• Set exercise
Return the lines where the word "label" occurs.

start Records

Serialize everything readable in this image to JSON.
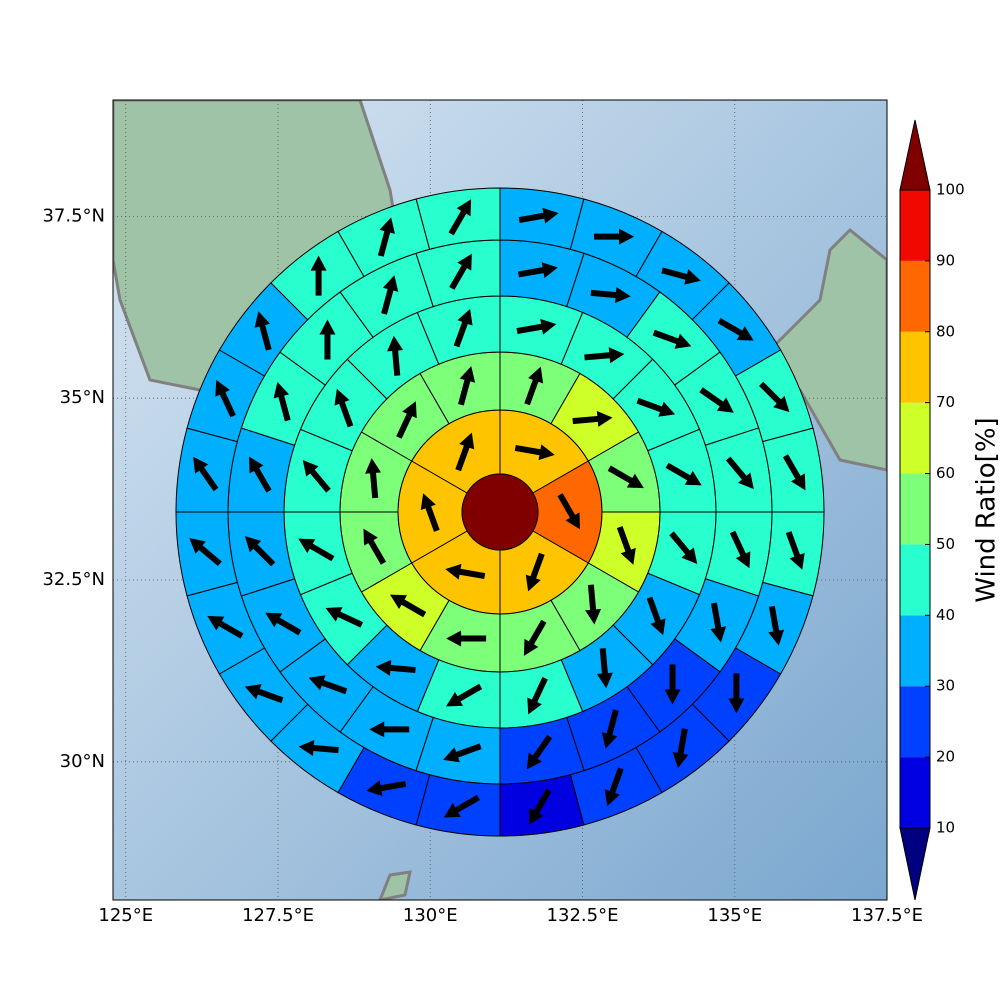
{
  "chart_data": {
    "type": "polar-sector-map",
    "xlim": [
      124.79,
      137.5
    ],
    "ylim": [
      28.1,
      39.1
    ],
    "xticks": [
      {
        "value": 125,
        "label": "125°E"
      },
      {
        "value": 127.5,
        "label": "127.5°E"
      },
      {
        "value": 130,
        "label": "130°E"
      },
      {
        "value": 132.5,
        "label": "132.5°E"
      },
      {
        "value": 135,
        "label": "135°E"
      },
      {
        "value": 137.5,
        "label": "137.5°E"
      }
    ],
    "yticks": [
      {
        "value": 30,
        "label": "30°N"
      },
      {
        "value": 32.5,
        "label": "32.5°N"
      },
      {
        "value": 35,
        "label": "35°N"
      },
      {
        "value": 37.5,
        "label": "37.5°N"
      }
    ],
    "grid": true,
    "colorbar": {
      "label": "Wind Ratio[%]",
      "ticks": [
        10,
        20,
        30,
        40,
        50,
        60,
        70,
        80,
        90,
        100
      ],
      "colors": [
        "#000080",
        "#0000e0",
        "#0040ff",
        "#00b0ff",
        "#29ffce",
        "#7dff7a",
        "#ceff29",
        "#ffc400",
        "#ff6800",
        "#f10800",
        "#800000"
      ]
    },
    "center": {
      "value": 105
    },
    "rings": [
      {
        "values": [
          75,
          85,
          75,
          75,
          75,
          75
        ],
        "directions": [
          100,
          150,
          200,
          280,
          340,
          20
        ]
      },
      {
        "values": [
          55,
          65,
          55,
          65,
          55,
          55,
          55,
          65,
          55,
          55,
          55,
          55
        ],
        "directions": [
          20,
          85,
          120,
          160,
          175,
          210,
          270,
          300,
          330,
          355,
          25,
          15
        ]
      },
      {
        "values": [
          45,
          45,
          45,
          45,
          45,
          35,
          35,
          45,
          45,
          35,
          45,
          45,
          45,
          45,
          45,
          45
        ],
        "directions": [
          80,
          85,
          110,
          120,
          140,
          160,
          175,
          205,
          240,
          275,
          295,
          300,
          320,
          340,
          355,
          20
        ]
      },
      {
        "values": [
          35,
          35,
          45,
          45,
          45,
          45,
          35,
          25,
          25,
          25,
          35,
          35,
          35,
          35,
          35,
          35,
          45,
          45,
          45,
          45
        ],
        "directions": [
          80,
          95,
          110,
          125,
          140,
          155,
          170,
          180,
          195,
          215,
          250,
          270,
          290,
          300,
          315,
          330,
          345,
          0,
          15,
          30
        ]
      },
      {
        "values": [
          35,
          35,
          35,
          35,
          45,
          45,
          45,
          35,
          25,
          25,
          25,
          15,
          25,
          25,
          35,
          35,
          35,
          35,
          35,
          35,
          35,
          45,
          45,
          45
        ],
        "directions": [
          80,
          90,
          105,
          120,
          135,
          150,
          160,
          170,
          180,
          190,
          200,
          210,
          240,
          260,
          275,
          290,
          300,
          310,
          325,
          335,
          345,
          0,
          15,
          30
        ]
      }
    ]
  }
}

end Records

• Result below
        "label": "125°E"
        "label": "127.5°E"
        "label": "130°E"
        "label": "132.5°E"
        "label": "135°E"
        "label": "137.5°E"
        "label": "30°N"
        "label": "32.5°N"
        "label": "35°N"
        "label": "37.5°N"
      "label": "Wind Ratio[%]",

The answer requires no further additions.